▶ Task to carry out
Make an exact copy of the records, with the images left out.

Stored records:
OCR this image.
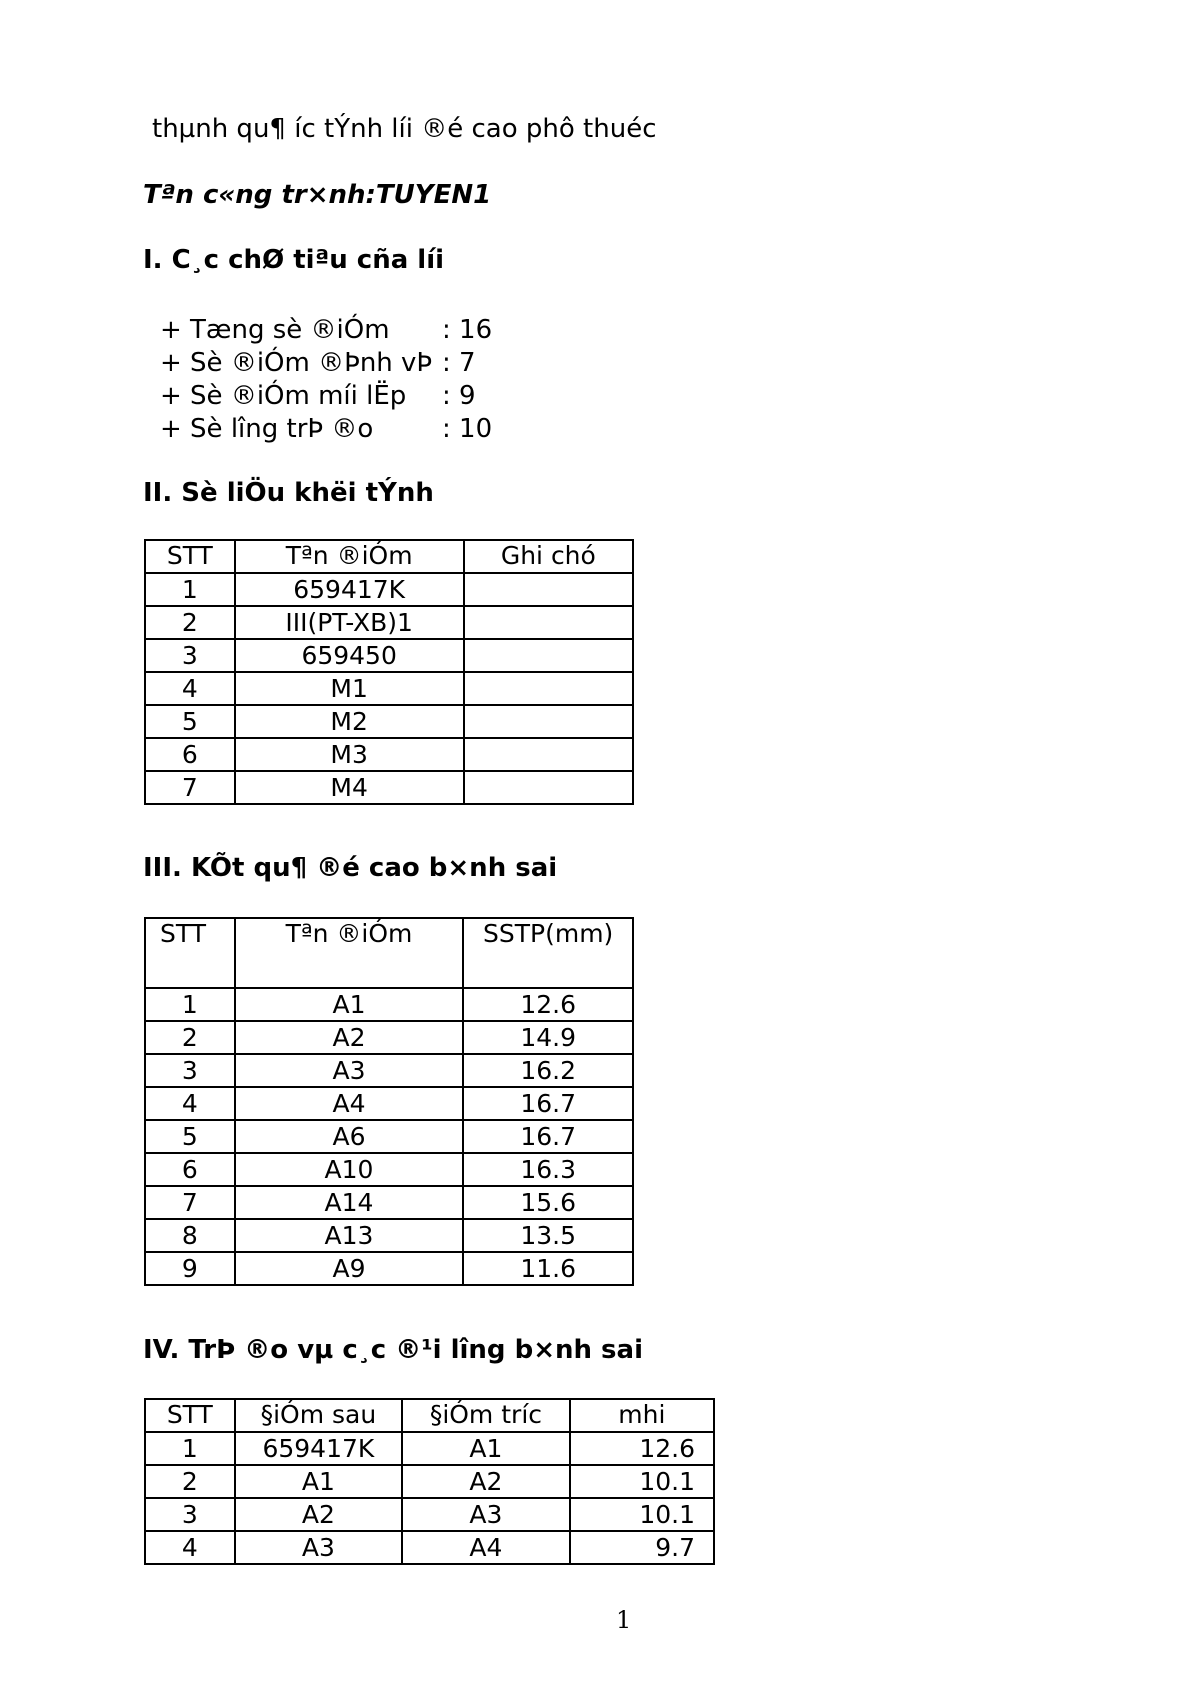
thµnh qu¶ íc tÝnh líi ®é cao phô thuéc
Tªn c«ng tr×nh:TUYEN1
I. C¸c chØ tiªu cña líi
+ Tæng sè ®iÓm	: 16
+ Sè ®iÓm ®Þnh vÞ : 7
+ Sè ®iÓm míi lËp	: 9
+ Sè lîng trÞ ®o	: 10
II. Sè liÖu khëi tÝnh
STT	Tªn ®iÓm	Ghi chó
1	659417K	
2	III(PT-XB)1	
3	659450	
4	M1	
5	M2	
6	M3	
7	M4	
III. KÕt qu¶ ®é cao b×nh sai
STT	Tªn ®iÓm	SSTP(mm)

1	A1	12.6
2	A2	14.9
3	A3	16.2
4	A4	16.7
5	A6	16.7
6	A10	16.3
7	A14	15.6
8	A13	13.5
9	A9	11.6
IV. TrÞ ®o vµ c¸c ®¹i lîng b×nh sai
STT	§iÓm sau	§iÓm tríc	mhi
1	659417K	A1	12.6
2	A1	A2	10.1
3	A2	A3	10.1
4	A3	A4	9.7
1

▶ Task result
OCR this image.
thµnh qu¶ íc tÝnh líi ®é cao phô thuéc
Tªn c«ng tr×nh:TUYEN1
I. C¸c chØ tiªu cña líi
+ Tæng sè ®iÓm	: 16
+ Sè ®iÓm ®Þnh vÞ : 7
+ Sè ®iÓm míi lËp	: 9
+ Sè lîng trÞ ®o	: 10
II. Sè liÖu khëi tÝnh
STT	Tªn ®iÓm	Ghi chó
1	659417K	
2	III(PT-XB)1	
3	659450	
4	M1	
5	M2	
6	M3	
7	M4	
III. KÕt qu¶ ®é cao b×nh sai
STT	Tªn ®iÓm	SSTP(mm)

1	A1	12.6
2	A2	14.9
3	A3	16.2
4	A4	16.7
5	A6	16.7
6	A10	16.3
7	A14	15.6
8	A13	13.5
9	A9	11.6
IV. TrÞ ®o vµ c¸c ®¹i lîng b×nh sai
STT	§iÓm sau	§iÓm tríc	mhi
1	659417K	A1	12.6
2	A1	A2	10.1
3	A2	A3	10.1
4	A3	A4	9.7
1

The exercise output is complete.